— start Extract —
# Secret Santa Last Call



## appleblossom (Mar 10, 2005)

Ive had a few people ask if there would be another signup for ss so I decided to give it a go....(I must be crazy lol)

Please read ALL the rules carefully before you sign up

# 1 The Chihuahua People site and Admin have no input in this exchange, it is run purely by members, therefore the site and Admin take no responsibility for any aspect of the exchange.

# 2 Sometimes someone does not receive a gift, you must be willing to take this risk when signing up, there is always someone who receives nothing it seems.

#3 You must be an active member & have at least 300 posts (or have sucessfully participated in an exchange before)

#4 I am asking that if you sign up multiple pets that you are required to send out multiple gifts.

#5 the deadline for signing up will be October 25 th all names will be paired & pm'd out as soon as possible. 

#6 I am asking that all gifts be mailed out on or before December 3rd to assure delivery by Christmas

#7 I am doing different price catagories this time & as always homemade gifts are also welcome

If you are interested in joining please pm me you name, address, pets name, the price catagory you would like to be in & where you can ship to (U.S, UK, Ireland, Canada)

Price catagories are as followed.... $10.00, $20.00, $30.00


----------



## Pookypeds (Jun 20, 2006)

Sent you a PM about my new chihuahua and getting her in the SS!


----------



## appleblossom (Mar 10, 2005)

anyone interested?


----------



## FireFox (Jun 4, 2009)

I am, not sure if I am included already, but I signed up a while ago here: http://www.chihuahua-people.com/chi-chat/55164-2nd-secret-santa-signup-3.html


----------



## rubia (Jul 3, 2008)

sent a pm thanks


----------



## ExoticChis (Jun 20, 2010)

i would have loved to have taken part, but I dont have enough posts 
maybe next year!


----------



## appleblossom (Mar 10, 2005)

Ive gotten a few people who have signed up but not enough to be able to pair everyone...anyone else interested?


----------



## MakNLFi (Jun 8, 2010)

Sending you a PM


----------



## Ness♥Bella (Oct 13, 2010)

I would love to take part in this but I do not have enough posts.  I do have a Premium Membership if that helps any. 300 is quite a lot for a newcomer.


----------



## LittleHead (May 20, 2004)

Because of this:


> # 2 Sometimes someone does not receive a gift, you must be willing to take this risk when signing up, there is always someone who receives nothing it seems.


is why this was incorporated:


> #3 You must be an active member & have at least 300 posts (or have sucessfully participated in an exchange before)


You seem to be on here regularly, and considering that there are a few exchanges throughout the year, I'm sure by the time you reach the required post count, there will be another taking place for you to join. :dance:


----------



## Pookypeds (Jun 20, 2006)

Ness♥Bella;775072 said:


> I would love to take part in this but I do not have enough posts.  I do have a Premium Membership if that helps any. 300 is quite a lot for a newcomer.
— end Extract —
Work to complete ::
[A] Write out, word for word, the passage of the Secret Santa thread that begins at the words "If you are interested" and ends after the words "UK, Ireland, Canada)".
[B] Carry the Secret Santa thread forward from the point where its text ends.
— start Extracted information —
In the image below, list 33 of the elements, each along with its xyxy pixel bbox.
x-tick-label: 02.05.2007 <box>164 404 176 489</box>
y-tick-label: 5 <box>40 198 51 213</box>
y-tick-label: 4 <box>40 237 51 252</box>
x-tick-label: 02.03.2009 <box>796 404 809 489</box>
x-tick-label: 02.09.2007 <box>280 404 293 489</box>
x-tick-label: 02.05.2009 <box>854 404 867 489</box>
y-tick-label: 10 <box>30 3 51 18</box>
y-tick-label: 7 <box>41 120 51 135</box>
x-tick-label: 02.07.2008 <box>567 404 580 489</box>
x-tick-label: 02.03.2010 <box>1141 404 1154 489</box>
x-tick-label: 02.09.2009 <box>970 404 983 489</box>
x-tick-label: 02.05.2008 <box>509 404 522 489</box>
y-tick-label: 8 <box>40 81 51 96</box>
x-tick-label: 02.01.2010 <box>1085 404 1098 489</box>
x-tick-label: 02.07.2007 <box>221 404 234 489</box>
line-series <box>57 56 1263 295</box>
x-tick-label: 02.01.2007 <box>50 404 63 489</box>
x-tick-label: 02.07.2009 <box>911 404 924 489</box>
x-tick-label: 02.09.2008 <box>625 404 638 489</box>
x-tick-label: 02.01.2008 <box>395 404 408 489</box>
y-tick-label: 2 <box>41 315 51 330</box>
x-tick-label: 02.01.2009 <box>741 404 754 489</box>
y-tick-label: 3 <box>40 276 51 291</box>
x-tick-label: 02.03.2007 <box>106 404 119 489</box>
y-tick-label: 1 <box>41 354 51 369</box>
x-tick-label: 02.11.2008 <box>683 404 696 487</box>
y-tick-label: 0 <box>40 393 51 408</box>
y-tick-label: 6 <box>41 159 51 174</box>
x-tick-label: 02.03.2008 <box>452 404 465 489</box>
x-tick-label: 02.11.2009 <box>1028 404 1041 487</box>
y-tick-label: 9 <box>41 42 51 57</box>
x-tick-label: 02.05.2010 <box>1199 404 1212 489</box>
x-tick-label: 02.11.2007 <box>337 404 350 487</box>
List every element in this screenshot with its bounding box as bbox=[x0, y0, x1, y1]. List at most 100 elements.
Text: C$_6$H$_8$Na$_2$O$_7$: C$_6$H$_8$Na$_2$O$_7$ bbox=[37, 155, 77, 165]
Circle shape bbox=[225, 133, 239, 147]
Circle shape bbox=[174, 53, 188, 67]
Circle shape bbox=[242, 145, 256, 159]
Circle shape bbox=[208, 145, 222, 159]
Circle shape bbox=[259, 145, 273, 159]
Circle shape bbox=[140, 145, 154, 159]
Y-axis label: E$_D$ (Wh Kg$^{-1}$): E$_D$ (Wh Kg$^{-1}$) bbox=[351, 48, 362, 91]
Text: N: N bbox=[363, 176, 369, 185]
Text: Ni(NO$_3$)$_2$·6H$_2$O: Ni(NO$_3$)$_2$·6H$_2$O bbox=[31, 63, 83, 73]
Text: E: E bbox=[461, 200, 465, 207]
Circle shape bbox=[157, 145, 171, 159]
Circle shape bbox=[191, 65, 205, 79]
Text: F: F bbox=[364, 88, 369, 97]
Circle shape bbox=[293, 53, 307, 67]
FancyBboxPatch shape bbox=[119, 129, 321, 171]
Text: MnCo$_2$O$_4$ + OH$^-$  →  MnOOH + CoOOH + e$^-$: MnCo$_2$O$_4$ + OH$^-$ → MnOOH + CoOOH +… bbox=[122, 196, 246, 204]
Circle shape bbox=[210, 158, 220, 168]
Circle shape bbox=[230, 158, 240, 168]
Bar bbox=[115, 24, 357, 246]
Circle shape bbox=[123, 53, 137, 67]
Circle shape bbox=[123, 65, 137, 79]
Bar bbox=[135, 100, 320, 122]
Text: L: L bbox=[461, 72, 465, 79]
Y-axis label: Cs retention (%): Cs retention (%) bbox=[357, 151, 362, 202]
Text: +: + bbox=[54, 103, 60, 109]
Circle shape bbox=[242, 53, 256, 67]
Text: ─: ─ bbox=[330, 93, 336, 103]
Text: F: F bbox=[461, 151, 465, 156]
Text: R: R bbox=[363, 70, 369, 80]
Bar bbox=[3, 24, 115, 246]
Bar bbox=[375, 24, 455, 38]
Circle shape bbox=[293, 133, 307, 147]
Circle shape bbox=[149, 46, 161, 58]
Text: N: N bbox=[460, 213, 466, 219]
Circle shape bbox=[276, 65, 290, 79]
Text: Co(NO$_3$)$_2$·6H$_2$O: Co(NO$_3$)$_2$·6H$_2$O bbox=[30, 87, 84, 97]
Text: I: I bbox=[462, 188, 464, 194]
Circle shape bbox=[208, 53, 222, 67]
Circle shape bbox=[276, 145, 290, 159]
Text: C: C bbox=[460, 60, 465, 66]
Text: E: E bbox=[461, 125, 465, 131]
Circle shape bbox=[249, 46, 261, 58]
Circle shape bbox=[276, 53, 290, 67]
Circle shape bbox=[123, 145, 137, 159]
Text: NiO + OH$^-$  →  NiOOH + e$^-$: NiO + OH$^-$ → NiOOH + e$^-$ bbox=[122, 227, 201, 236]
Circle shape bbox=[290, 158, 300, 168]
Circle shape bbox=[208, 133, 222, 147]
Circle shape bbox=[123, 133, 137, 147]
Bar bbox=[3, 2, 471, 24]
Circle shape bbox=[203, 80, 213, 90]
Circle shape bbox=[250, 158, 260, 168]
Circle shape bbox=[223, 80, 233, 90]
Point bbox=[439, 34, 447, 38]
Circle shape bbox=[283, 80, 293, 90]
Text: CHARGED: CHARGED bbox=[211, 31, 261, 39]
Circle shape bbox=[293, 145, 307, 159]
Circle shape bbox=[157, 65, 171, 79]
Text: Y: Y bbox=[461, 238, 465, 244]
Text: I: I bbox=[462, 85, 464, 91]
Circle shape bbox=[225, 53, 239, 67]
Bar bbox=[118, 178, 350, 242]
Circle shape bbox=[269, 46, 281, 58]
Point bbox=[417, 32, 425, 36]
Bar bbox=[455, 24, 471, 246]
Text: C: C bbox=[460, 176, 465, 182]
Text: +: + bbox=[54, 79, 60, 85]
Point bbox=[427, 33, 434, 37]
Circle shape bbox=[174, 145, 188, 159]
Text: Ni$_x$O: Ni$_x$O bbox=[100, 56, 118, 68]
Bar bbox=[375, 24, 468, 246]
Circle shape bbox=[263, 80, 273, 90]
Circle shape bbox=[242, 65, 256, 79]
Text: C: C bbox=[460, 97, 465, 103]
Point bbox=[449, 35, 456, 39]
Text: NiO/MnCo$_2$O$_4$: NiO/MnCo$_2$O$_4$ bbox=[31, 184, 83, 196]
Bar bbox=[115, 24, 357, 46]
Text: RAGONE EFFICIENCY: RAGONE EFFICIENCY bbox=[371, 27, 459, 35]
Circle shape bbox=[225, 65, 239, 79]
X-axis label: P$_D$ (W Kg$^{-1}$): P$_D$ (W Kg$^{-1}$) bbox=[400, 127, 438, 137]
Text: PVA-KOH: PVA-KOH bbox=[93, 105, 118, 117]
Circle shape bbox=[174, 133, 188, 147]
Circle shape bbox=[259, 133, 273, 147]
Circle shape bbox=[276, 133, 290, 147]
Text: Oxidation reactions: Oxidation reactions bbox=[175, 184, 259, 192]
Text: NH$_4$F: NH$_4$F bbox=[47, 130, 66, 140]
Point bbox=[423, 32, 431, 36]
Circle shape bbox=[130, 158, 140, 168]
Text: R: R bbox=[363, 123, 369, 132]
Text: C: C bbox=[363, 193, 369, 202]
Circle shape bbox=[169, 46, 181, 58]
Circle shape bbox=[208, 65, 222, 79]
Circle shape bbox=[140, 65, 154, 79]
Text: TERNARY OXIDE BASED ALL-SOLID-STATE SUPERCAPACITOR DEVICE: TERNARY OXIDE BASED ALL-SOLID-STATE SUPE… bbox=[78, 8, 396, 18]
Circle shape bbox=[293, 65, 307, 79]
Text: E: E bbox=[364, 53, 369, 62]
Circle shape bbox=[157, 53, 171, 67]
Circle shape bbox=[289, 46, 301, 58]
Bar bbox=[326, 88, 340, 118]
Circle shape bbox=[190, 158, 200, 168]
— end Extracted information —
Exercise answers ::
[A]
If you are interested in joining please pm me you name, address, pets name, the price catagory you would like to be in & where you can ship to (U.S, UK, Ireland, Canada)

[B]
I have my 2 boy chis entered in the gift exchange already and am already taken, but I have a brand-new girl chihuahua puppy named Calleigh that I will be bringing home the first of December and I haven't gotten a match-up for the late SS yet. If that doesn't happen, then perhaps you and I could just do a gift exchange between ourselves with your Bella and my Calleigh!

Several people know me on here and know that I send excellent gifts too!


----------



## Pookypeds (Jun 20, 2006)

Pookypeds said:


> I have my 2 boy chis entered in the gift exchange already and am already taken, but I have a brand-new girl chihuahua puppy named Calleigh that I will be bringing home the first of December and I haven't gotten a match-up for the late SS yet. If that doesn't happen, then perhaps you and I could just do a gift exchange between ourselves with your Bella and my Calleigh!
> 
> Several people know me on here and know that I send excellent gifts too!



I just received a match up for my chi puppy, but if you still want to do one between ourselves for your Bella, I will still do it for you. PM me if you are interested.


----------



## crawlin (May 25, 2010)

I would have loved to have taken part but think I am a couple of days late, I would have done fab pressies.

I have pm'ed a mod about it to try and get involved - fingers crossed hey!


----------



## Deme (Aug 18, 2009)

Its 500 posts not 300


----------



## FireFox (Jun 4, 2009)

crawlin said:


> I would have loved to have taken part but think I am a couple of days late, I would have done fab pressies.
> 
> I have pm'ed a mod about it to try and get involved - fingers crossed hey!


If you won't get your match, we could probably do the exchange between ourselves, if you don't mind to ship to Ireland  What do you think? I have three chis, but only one got the match so far.


----------



## appleblossom (Mar 10, 2005)

Ness♥Bella;775072 said:


> I would love to take part in this but I do not have enough posts.  I do have a Premium Membership if that helps any. 300 is quite a lot for a newcomer.


Im going to let you in since you do have a premium membership...Ive responded to your pm how much were you wanting in for?


----------



## appleblossom (Mar 10, 2005)

Deme said:


> Its 500 posts not 300


the 1st one was 500 posts I made this one a bit lower so more people would be able to join in..


----------



## appleblossom (Mar 10, 2005)

crawlin said:


> I would have loved to have taken part but think I am a couple of days late, I would have done fab pressies.
> 
> I have pm'ed a mod about it to try and get involved - fingers crossed hey!


I havent paired people up yet just in case a few more wanted to join...Ive got you added to my list..


----------



## appleblossom (Mar 10, 2005)

FireFox said:


> If you won't get your match, we could probably do the exchange between ourselves, if you don't mind to ship to Ireland  What do you think? I have three chis, but only one got the match so far.


I feel so bad that I havent been able to pair your other two..


----------



## appleblossom (Mar 10, 2005)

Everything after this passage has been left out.